◆ **Document excerpt**
============================================================
Tomography of Sec13/31-23 assemblies. (a) Representative tomogram showing Sec13/31-23 assemblies of various sizes. (b) Individual subtomograms of Sec13/13-23 cages (top panel) with corresponding cage geometries that match the size of the individual cages (bottom panel). The two left-most sets of panels in (b) show cuboctahedrons while the two right-most sets of panels show larger more irregular structures. (c) Possible Sec13/31 geometries that form cages with a range of sizes. Scale bar: 600 Å.

We collected electron tomographic tilt series of the sample to distinguish whether the differences in the sizes of the Sec13/31-23 particles were due to particles that assembled with different geometry or cages that were flattened during freezing. When reconstructed into tomograms, the tilt series demonstrated that the 600 Å particles corresponded to the cuboctahedral cages that we have seen previously ²² (Fig. 3a). The particles with diameters > 600 Å were not flattened but instead corresponded to COPII cages with some larger geometry than the cuboctahedrons yet were not large enough to be IDDs that are formed when Sec13/31 is assembled with Sec23/24 ²¹. Instead, they must form with some other geometry that follows the rules determined previously for the formation of COPII cages. In earlier reconstructions, it was shown that the heterotetrameric Sec13/31 edges are off-center such that one end, the so called + end, is closer to a vertex than the other end, the − end. Four Sec13/31 edges must come together to create a vertex, and the α angle (between the + end of one edge and the adjacent edge in the clockwise direction) is 60°, and the β angle (between the − end of an edge and the adjacent edge in the clockwise direction) (Fig. 5a) is 90° to 108° ²¹. It is possible to create many different types of cage geometries using these rules though these are not spherically circumscribable and are less symmetrical than the cuboctahedron or IDD structures (Fig. 3b,c). Based on these rules, we constructed 3D COPII cage geometries that roughly match the diameter and shape of the cages observed in the tomograms (Fig. 3b). The majority of the cages matched well with a cuboctahedron (Fig. 3b left panels), but there were several larger and irregularly shaped structures. Sec13/31 cages can be constructed to match these shapes (Fig. 3b right panels) but the tomograms were not high enough resolution to resolve the individual Sec13/31 edges in the cages.

Single particle reconstruction of Sec13/31-23. (a) An outer Sec13/31 cage structure (light orange) can be observed around inner Sec23 densities (dark orange). The polarity (+ and −) and α and β angles are shown. Scale bar: 100 Å. (b) Superimposition of Sec13/31 (green mesh)¹⁹ and Sec13/31-23 (yellow). Approximately 10° increase is shown when an angle is drawn from the center of the edge to a landmark in the Sec13/31 edge structure (spheres). (c) A difference map (blue) derived by subtracting Sec13/31-23 from Sec13/31 demonstrates the conformational change of Sec13/31. Scale bar: 50 Å.
============================================================
◆ **Extracted material**

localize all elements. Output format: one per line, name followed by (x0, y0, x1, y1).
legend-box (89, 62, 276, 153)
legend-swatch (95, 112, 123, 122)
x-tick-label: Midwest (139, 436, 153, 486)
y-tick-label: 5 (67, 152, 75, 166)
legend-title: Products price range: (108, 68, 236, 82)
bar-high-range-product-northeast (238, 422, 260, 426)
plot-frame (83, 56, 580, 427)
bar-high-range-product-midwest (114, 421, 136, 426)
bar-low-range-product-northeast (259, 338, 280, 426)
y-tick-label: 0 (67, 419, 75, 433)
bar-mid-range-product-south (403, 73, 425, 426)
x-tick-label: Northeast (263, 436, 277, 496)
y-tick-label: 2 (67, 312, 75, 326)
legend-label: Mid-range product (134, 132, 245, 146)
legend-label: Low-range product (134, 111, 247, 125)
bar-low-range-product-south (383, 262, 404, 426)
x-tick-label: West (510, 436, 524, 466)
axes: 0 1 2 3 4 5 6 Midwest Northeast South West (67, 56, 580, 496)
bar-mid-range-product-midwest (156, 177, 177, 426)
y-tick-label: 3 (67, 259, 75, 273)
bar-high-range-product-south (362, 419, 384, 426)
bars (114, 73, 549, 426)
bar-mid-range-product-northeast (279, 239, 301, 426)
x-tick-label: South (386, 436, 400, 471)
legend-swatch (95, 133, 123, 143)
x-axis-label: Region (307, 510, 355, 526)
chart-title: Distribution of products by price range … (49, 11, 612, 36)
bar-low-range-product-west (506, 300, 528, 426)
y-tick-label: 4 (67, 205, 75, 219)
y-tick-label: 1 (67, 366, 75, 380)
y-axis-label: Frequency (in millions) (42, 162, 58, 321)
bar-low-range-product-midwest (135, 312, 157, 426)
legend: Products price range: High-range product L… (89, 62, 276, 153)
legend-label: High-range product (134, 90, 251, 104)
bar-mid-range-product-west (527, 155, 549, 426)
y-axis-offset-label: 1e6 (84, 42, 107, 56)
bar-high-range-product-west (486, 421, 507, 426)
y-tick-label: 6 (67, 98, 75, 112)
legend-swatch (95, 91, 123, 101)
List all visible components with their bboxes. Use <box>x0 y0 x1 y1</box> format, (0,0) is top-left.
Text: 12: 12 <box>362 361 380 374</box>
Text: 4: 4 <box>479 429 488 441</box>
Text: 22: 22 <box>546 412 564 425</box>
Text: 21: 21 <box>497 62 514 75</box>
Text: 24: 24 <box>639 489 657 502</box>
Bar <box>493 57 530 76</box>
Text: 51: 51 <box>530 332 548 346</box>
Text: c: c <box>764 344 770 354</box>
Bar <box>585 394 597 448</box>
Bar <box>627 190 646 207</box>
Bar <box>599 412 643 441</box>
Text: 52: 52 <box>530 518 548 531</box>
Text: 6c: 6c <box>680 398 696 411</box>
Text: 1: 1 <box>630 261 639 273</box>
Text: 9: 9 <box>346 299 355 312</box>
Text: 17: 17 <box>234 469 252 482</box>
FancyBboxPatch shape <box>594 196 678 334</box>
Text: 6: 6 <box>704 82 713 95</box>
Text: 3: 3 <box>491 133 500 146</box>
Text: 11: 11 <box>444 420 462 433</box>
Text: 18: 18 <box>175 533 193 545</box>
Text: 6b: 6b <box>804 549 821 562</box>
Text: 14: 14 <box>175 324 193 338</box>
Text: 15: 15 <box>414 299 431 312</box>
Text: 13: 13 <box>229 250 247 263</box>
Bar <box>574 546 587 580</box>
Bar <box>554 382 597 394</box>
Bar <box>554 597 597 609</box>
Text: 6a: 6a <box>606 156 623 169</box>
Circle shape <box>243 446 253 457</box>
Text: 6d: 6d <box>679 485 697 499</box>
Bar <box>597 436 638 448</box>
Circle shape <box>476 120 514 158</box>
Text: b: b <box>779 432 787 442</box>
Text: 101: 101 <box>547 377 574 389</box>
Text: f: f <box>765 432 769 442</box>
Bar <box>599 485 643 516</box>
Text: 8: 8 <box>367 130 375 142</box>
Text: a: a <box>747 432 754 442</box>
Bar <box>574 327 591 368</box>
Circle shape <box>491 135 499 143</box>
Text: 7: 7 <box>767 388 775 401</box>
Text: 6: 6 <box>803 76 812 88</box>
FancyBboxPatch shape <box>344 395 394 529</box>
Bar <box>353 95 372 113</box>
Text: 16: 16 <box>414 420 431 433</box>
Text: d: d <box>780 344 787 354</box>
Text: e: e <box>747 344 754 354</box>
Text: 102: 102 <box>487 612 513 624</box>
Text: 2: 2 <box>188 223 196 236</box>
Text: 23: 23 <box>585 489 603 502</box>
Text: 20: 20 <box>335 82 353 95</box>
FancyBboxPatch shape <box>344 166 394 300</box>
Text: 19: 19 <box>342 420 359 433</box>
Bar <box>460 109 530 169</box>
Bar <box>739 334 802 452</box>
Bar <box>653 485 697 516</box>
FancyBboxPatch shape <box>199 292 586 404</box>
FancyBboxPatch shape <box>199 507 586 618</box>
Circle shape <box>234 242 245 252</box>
============================================================
◆ **What you should do**
Rewrite the passage on Sec13/31-23 cages between "Single particle reconstruction" and "Scale bar: 50 Å.", inclusive, with "green mesh" changed to "gray mesh". The records can be set aside; nothing here depends on them.

◆ **Your response**
Single particle reconstruction of Sec13/31-23. (a) An outer Sec13/31 cage structure (light orange) can be observed around inner Sec23 densities (dark orange). The polarity (+ and −) and α and β angles are shown. Scale bar: 100 Å. (b) Superimposition of Sec13/31 (gray mesh)¹⁹ and Sec13/31-23 (yellow). Approximately 10° increase is shown when an angle is drawn from the center of the edge to a landmark in the Sec13/31 edge structure (spheres). (c) A difference map (blue) derived by subtracting Sec13/31-23 from Sec13/31 demonstrates the conformational change of Sec13/31. Scale bar: 50 Å.